[演習の要件]:
#1 ポロックについての文章から、「現代では、かつて画家たちが通」から「通する神話的な心的内容です。」までの全文をそのまま出力してください。
#2 ポロックについての文章で『私の絵の源泉は無意識である』で始まる段落を、主要な事実を残して箇条書きに書き直してください。
#3 ポロックについての文章に照らして、次の記述が一致するかどうかを「はい」か「いいえ」で答え、判断の根拠となる本文の語句をそのまま引用してください。(a) ポロックのオートマティズムはシュールリアリズムの影響から生まれた。(b) ポロックの分析医はユング派だった。(c) フロイトのいう無意識は、人類に共通する神話的な心的内容である。

====== 文書の一節

ポロックのオートマティズムはシュールリアリズムの影響からではなく、絵画療法での自由連想の体験から生まれています。絵画療法を続けるうち、彼は自由連想によってイメージを描くことに不満を覚えるようになりました。集中のなかでわき上がるさまざまなイメージは、覚醒した目で見ると、色あせて、不完全で断片的な図柄の集まりでしかありません。彼は描く行為自体のもたらす高揚感と自己集中こそ、他者の介在を許さないリアルなものだと考えました。高揚感と自己集中のなかにいる時、彼は自然とつながった本来の自己であると思えるのです。その時、彼は分析を受ける都市の病者ではなく、「自分が自然だ」  と豪語するほど完全な存在でした。そして彼はついに、イメージに頼り病み衰えた近代絵画を捨て去ってしまいます。

ポロックの表現

現代では、かつて画家たちが通った自然に至る道は都市に隔てられ、見失われています。ポロックは、自然に至る迂回路道を無意識に求めます。彼は近代の合理主義に基づく方法を打ち捨て、無意識を通路として、世界の本来の姿である自然に至ろうとします。
「私の絵の源泉は無意識である。私は絵にアプローチするのにデッサンと同じやり方でする。つまり、直接の予備的な習作なしに、である」とポロックは言います。彼は自らが治療者のベッドに横たわる代わりにカンヴァスを床に寝かせます。  自分は無意識を通して自然つながっている、とする内面の緊張感だけを頼りに、彼は絵具や塗料を含んだ筆を振り、四方からそれを滴らせます。絵はすでに無意識の深層に用意されています。彼はアクション行為を通してその生命と接触を保つだけでよいのです。アクション行為に集中すれば、絵は自然に無意識から現れ出てくるのです。彼の落とす絵具の滴りが彼を触発し、さらなるアクション行為に向かわせます。彼が制作で唯一気づかうべきは、絵をさし出してくれる無意識と自分のギブ・アンド・テイクの関係を可能な限り持続することでした。

ユングの無意識

C.G.Jung

C.G.Jung

無意識を発見し、精神分析学を興したのはフロイトですが、ポロックの分析医は、当時アメリカで人気のあったユング派でした。そのため、彼が影響を受けたのはユングの無意識説でした。一時は師弟関係にあった彼らですが、その無意識説は大きな隔たりをみせています。

フロイトのいう無意識は、あくまで個人の心的体験が意識下に沈み込んだものでした。一方ユングの無意識は個人の時間を超えて広がっています。ユングによれば、無意識は太古の時代から蓄積された人類に共通する神話的な心的内容です。
その根拠はある患者が太陽に男根が見えるという妄想でした。  その妄想は古代ギリシャのパピルスに書かれた神話と一致していました。彼はそこから、人間には太古からの心的体験が意識下に沈み込んだ共通部分があると確信するのです。集合的無意識と呼ばれるのがユングの無意識です。それによれば、私たちの無意識の領域には、人類が民族や宗教をかたちづくってきた元型と呼ぶ神話的要素に満ちているのです。

============
====== 抜粋データ

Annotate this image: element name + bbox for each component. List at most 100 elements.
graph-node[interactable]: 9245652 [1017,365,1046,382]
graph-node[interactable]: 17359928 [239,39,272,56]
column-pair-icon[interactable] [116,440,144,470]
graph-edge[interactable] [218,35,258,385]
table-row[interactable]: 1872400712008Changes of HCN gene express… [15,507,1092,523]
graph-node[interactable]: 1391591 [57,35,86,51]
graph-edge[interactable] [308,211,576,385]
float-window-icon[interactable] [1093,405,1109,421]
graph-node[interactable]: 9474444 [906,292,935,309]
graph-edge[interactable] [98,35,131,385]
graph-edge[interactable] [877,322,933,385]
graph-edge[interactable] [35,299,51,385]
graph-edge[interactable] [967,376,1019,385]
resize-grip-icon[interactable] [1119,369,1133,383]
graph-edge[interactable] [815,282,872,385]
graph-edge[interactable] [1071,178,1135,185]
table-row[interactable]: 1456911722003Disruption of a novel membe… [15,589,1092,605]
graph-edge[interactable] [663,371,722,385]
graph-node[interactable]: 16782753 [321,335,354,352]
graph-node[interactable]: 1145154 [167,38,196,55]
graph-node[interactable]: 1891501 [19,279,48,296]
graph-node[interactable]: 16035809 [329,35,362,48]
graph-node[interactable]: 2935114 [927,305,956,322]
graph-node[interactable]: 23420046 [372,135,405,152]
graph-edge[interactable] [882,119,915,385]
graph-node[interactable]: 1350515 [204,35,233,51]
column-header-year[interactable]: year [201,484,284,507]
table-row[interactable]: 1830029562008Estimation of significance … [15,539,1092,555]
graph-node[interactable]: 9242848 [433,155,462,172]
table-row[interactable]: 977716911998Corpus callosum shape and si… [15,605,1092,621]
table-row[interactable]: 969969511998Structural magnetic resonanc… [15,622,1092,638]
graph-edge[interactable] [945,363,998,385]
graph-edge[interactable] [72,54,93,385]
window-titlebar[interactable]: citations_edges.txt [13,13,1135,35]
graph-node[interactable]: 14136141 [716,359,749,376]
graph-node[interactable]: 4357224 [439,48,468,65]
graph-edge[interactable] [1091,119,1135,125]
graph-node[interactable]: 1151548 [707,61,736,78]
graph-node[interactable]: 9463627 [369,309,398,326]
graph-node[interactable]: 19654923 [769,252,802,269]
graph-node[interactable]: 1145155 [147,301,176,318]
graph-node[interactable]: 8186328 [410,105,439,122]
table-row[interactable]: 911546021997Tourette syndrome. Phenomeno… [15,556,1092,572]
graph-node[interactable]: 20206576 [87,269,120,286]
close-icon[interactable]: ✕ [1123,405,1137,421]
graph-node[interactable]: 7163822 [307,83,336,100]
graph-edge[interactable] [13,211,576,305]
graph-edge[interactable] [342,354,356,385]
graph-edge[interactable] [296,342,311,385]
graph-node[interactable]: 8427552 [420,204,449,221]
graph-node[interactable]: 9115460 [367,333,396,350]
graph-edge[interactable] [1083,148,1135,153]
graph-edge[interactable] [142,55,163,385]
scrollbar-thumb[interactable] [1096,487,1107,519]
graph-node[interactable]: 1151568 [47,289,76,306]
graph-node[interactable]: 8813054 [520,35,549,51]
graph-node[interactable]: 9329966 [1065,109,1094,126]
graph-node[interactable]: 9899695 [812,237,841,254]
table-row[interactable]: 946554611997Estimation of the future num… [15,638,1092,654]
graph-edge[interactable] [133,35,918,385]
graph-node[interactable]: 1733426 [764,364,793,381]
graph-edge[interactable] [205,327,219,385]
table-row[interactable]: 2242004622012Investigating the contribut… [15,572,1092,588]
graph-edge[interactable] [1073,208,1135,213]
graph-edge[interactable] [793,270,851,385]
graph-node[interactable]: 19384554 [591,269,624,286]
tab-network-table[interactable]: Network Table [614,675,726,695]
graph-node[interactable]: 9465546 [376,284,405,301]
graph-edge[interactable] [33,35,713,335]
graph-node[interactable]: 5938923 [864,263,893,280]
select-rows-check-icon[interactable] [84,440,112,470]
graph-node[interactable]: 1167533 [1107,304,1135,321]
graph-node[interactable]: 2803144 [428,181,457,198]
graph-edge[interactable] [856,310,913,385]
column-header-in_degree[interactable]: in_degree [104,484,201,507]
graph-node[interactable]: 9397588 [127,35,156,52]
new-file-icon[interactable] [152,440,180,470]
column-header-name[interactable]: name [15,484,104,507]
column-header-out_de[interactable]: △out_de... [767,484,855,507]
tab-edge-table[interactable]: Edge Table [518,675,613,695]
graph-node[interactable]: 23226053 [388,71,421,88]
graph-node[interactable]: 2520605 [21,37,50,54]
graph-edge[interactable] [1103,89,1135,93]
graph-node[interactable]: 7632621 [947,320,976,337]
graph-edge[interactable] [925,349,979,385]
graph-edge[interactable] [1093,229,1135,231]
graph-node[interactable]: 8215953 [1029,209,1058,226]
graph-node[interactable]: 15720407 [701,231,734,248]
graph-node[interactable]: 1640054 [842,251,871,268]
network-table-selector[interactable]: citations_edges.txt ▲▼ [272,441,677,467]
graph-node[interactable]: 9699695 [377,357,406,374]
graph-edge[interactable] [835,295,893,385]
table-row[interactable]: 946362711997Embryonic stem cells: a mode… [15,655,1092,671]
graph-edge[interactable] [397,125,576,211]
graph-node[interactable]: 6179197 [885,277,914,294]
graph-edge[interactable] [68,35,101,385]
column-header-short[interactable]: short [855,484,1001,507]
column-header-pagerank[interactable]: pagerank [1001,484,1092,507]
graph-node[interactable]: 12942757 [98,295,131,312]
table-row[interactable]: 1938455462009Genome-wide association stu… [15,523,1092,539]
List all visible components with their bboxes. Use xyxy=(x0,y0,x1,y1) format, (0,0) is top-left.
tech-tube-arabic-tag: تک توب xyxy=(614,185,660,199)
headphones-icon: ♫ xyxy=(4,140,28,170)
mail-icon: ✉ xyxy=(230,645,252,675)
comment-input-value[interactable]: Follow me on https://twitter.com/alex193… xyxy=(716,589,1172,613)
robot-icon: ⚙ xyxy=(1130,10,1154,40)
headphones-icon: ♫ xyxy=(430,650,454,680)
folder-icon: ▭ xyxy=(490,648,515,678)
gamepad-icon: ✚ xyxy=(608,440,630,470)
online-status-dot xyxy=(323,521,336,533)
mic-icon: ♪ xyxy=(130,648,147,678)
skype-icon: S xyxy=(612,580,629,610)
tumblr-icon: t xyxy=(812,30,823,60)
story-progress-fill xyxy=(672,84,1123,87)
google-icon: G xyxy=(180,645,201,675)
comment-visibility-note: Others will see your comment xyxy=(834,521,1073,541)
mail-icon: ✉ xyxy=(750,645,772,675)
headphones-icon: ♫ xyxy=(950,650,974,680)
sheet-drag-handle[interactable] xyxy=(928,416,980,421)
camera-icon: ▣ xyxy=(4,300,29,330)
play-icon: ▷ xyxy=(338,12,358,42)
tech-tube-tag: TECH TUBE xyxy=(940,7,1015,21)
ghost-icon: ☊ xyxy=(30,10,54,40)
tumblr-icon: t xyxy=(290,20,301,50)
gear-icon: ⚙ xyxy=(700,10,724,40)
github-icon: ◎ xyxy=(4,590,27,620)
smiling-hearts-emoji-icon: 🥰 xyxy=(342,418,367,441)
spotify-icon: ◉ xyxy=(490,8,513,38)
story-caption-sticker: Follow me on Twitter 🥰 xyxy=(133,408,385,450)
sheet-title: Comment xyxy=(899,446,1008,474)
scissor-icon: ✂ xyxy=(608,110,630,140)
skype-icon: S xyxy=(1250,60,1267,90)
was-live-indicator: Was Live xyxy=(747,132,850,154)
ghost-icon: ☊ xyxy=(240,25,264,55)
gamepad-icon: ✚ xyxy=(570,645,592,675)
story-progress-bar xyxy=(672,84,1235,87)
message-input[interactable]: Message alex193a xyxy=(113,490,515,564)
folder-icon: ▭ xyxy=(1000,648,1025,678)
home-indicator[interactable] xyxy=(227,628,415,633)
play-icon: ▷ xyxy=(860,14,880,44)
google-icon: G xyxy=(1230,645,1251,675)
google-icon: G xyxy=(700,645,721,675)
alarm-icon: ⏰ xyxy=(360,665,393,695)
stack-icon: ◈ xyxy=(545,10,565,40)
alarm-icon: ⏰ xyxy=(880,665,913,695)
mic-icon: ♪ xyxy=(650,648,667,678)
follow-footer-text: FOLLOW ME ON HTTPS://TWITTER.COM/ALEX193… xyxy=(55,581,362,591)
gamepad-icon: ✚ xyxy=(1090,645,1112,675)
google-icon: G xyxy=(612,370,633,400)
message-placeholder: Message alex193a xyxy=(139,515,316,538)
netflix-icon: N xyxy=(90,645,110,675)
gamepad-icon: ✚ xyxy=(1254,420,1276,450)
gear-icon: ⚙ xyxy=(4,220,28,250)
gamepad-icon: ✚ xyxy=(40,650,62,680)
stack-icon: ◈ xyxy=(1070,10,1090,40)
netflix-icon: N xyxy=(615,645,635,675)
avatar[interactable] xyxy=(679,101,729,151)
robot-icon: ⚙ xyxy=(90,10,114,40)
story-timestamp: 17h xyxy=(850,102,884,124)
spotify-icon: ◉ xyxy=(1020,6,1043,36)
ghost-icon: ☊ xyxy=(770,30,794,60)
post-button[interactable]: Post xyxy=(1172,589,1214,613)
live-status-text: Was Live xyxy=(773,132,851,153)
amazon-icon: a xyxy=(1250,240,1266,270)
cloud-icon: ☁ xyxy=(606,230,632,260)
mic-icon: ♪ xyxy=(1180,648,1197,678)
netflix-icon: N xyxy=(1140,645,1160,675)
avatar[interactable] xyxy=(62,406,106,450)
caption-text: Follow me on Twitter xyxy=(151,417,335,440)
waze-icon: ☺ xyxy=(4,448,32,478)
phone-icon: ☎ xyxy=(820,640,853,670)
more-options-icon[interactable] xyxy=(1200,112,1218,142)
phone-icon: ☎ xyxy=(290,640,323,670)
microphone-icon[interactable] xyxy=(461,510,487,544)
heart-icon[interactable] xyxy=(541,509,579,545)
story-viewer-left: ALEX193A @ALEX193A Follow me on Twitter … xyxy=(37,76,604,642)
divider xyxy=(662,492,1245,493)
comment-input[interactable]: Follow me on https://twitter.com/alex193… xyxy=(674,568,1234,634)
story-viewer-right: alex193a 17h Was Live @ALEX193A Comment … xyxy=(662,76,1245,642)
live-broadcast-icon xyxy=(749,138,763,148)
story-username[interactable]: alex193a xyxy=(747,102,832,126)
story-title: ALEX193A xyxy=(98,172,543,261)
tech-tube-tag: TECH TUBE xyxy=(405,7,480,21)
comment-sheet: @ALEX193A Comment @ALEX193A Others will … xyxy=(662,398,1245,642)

============

[演習の結果]:
#1
現代では、かつて画家たちが通った自然に至る道は都市に隔てられ、見失われています。ポロックは、自然に至る迂回路道を無意識に求めます。彼は近代の合理主義に基づく方法を打ち捨て、無意識を通路として、世界の本来の姿である自然に至ろうとします。
「私の絵の源泉は無意識である。私は絵にアプローチするのにデッサンと同じやり方でする。つまり、直接の予備的な習作なしに、である」とポロックは言います。彼は自らが治療者のベッドに横たわる代わりにカンヴァスを床に寝かせます。  自分は無意識を通して自然つながっている、とする内面の緊張感だけを頼りに、彼は絵具や塗料を含んだ筆を振り、四方からそれを滴らせます。絵はすでに無意識の深層に用意されています。彼はアクション行為を通してその生命と接触を保つだけでよいのです。アクション行為に集中すれば、絵は自然に無意識から現れ出てくるのです。彼の落とす絵具の滴りが彼を触発し、さらなるアクション行為に向かわせます。彼が制作で唯一気づかうべきは、絵をさし出してくれる無意識と自分のギブ・アンド・テイクの関係を可能な限り持続することでした。

ユングの無意識

C.G.Jung

C.G.Jung

無意識を発見し、精神分析学を興したのはフロイトですが、ポロックの分析医は、当時アメリカで人気のあったユング派でした。そのため、彼が影響を受けたのはユングの無意識説でした。一時は師弟関係にあった彼らですが、その無意識説は大きな隔たりをみせています。

フロイトのいう無意識は、あくまで個人の心的体験が意識下に沈み込んだものでした。一方ユングの無意識は個人の時間を超えて広がっています。ユングによれば、無意識は太古の時代から蓄積された人類に共通する神話的な心的内容です。

#2
- ポロックは絵の源泉を無意識とし、直接の予備的な習作なしに、デッサンと同じやり方で絵に取り組んだ。
- 治療者のベッドに横たわる代わりに、カンヴァスを床に寝かせた。
- 無意識を通して自然とつながっているという内面の緊張感だけを頼りに、絵具や塗料を含んだ筆を振り、四方から滴らせた。
- 絵はすでに無意識の深層に用意されており、アクション行為に集中すれば自然に現れ出てくる。
- 落とした絵具の滴りが彼を触発し、さらなるアクション行為に向かわせた。
- 制作で唯一気づかうべきは、絵をさし出す無意識と自分とのギブ・アンド・テイクの関係を可能な限り持続することだった。

#3
(a) いいえ。「ポロックのオートマティズムはシュールリアリズムの影響からではなく、絵画療法での自由連想の体験から生まれています」
(b) はい。「ポロックの分析医は、当時アメリカで人気のあったユング派でした」
(c) いいえ。「フロイトのいう無意識は、あくまで個人の心的体験が意識下に沈み込んだものでした」